╔══
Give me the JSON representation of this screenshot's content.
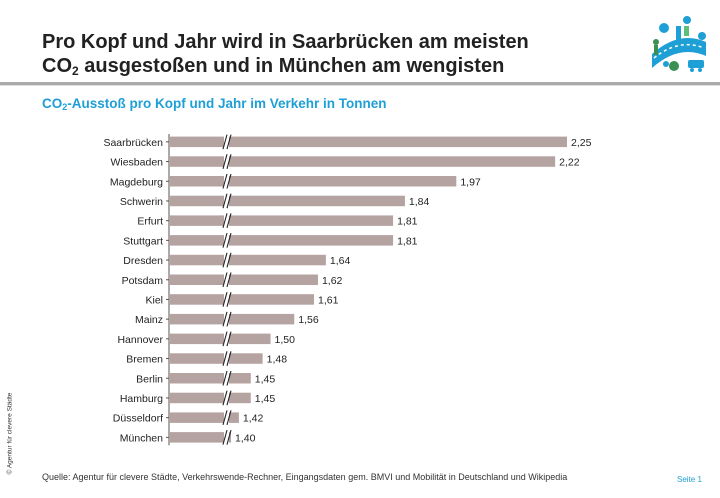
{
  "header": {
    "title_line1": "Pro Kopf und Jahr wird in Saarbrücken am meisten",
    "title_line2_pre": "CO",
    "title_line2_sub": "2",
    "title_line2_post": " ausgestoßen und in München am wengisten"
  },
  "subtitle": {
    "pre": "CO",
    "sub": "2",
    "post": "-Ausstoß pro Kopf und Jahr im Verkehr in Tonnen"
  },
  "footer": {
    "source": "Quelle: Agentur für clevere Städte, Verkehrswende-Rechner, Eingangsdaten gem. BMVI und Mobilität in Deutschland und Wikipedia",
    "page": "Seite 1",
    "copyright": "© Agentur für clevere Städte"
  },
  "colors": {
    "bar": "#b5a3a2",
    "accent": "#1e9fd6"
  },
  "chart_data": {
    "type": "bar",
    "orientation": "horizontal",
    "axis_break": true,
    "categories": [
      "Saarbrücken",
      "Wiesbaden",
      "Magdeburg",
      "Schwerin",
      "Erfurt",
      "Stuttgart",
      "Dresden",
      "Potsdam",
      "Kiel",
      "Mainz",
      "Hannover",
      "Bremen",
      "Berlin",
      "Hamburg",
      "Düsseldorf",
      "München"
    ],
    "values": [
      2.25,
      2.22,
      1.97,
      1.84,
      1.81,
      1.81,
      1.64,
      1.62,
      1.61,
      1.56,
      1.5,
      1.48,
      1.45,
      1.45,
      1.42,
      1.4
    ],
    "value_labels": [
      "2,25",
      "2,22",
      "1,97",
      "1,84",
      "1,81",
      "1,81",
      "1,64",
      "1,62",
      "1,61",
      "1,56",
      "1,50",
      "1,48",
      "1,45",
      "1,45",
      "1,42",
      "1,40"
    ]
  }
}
╚══
╔══
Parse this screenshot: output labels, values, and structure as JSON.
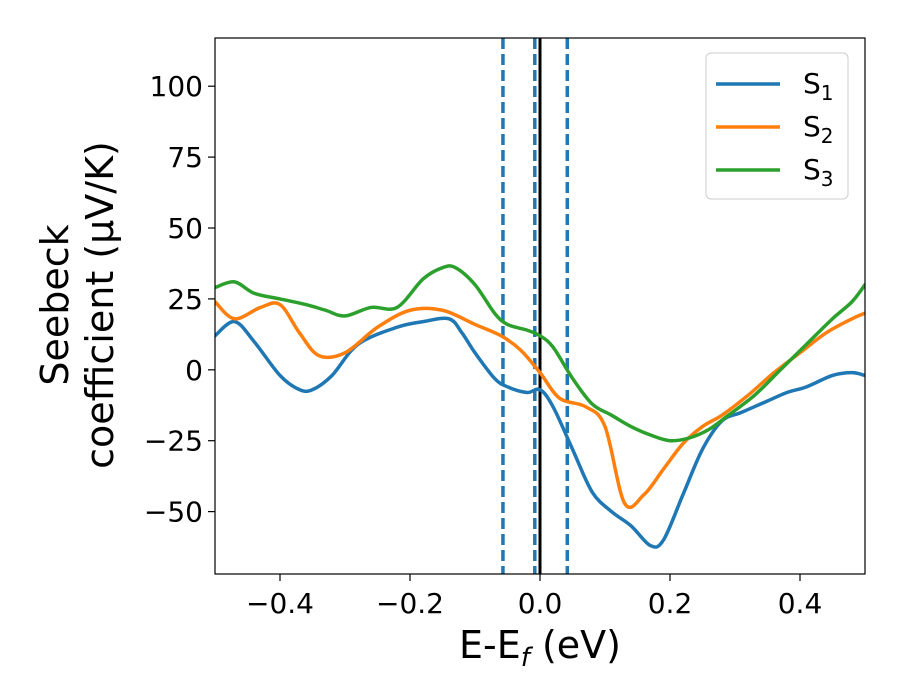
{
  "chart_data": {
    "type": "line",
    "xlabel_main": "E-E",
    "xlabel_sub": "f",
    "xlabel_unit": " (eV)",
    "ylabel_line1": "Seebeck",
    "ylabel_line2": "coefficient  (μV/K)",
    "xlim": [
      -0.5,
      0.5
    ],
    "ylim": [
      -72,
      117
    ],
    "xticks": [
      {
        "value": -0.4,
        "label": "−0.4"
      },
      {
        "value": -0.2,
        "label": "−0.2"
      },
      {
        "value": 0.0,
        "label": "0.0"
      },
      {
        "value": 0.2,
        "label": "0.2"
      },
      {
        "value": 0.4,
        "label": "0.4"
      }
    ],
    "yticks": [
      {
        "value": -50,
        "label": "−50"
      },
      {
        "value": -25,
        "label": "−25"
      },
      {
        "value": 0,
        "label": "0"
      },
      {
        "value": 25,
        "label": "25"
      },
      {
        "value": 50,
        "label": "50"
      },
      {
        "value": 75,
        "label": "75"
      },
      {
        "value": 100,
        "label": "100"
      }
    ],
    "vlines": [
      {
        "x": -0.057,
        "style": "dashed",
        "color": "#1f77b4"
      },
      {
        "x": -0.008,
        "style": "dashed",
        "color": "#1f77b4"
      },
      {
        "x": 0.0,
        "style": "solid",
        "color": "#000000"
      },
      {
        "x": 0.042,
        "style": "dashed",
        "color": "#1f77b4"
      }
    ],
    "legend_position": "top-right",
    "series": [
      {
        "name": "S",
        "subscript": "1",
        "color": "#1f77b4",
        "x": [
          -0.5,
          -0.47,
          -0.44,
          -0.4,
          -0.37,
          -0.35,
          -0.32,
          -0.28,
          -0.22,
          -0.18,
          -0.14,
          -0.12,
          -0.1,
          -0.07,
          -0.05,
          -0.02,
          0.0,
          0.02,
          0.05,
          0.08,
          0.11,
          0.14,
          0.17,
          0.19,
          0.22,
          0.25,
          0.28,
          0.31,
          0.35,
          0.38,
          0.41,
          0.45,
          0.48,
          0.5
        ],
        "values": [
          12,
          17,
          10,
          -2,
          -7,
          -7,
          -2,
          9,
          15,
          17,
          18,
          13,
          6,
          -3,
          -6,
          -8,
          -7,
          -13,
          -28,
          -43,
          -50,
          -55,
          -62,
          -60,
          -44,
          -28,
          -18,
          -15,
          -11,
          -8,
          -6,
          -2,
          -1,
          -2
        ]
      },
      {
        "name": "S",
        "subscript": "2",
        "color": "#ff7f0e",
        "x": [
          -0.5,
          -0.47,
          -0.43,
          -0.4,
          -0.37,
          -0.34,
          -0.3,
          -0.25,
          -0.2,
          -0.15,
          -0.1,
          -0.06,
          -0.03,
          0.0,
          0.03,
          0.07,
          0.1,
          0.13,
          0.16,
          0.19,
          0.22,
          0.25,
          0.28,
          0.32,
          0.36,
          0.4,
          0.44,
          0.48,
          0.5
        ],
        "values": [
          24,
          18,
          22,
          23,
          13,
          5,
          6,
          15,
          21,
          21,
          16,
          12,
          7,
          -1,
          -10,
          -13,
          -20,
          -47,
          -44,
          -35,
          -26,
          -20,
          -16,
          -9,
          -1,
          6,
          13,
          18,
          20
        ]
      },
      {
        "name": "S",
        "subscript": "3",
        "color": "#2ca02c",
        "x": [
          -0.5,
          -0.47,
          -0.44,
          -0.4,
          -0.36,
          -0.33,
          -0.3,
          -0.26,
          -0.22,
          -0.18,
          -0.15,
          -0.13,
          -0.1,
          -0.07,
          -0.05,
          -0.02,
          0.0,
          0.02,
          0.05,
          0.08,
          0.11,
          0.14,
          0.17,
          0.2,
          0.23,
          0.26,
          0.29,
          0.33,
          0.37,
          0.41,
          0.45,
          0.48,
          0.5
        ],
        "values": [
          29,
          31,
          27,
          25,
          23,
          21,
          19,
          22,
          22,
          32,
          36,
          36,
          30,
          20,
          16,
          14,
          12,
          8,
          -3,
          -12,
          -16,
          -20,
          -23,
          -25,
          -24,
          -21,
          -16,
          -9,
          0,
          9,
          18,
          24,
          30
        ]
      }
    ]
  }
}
╚══
Given exercise » Your task is to gather every line with the word "Kopf" and copy it.

Exercise result »
    "title_line1": "Pro Kopf und Jahr wird in Saarbrücken am meisten",
    "post": "-Ausstoß pro Kopf und Jahr im Verkehr in Tonnen"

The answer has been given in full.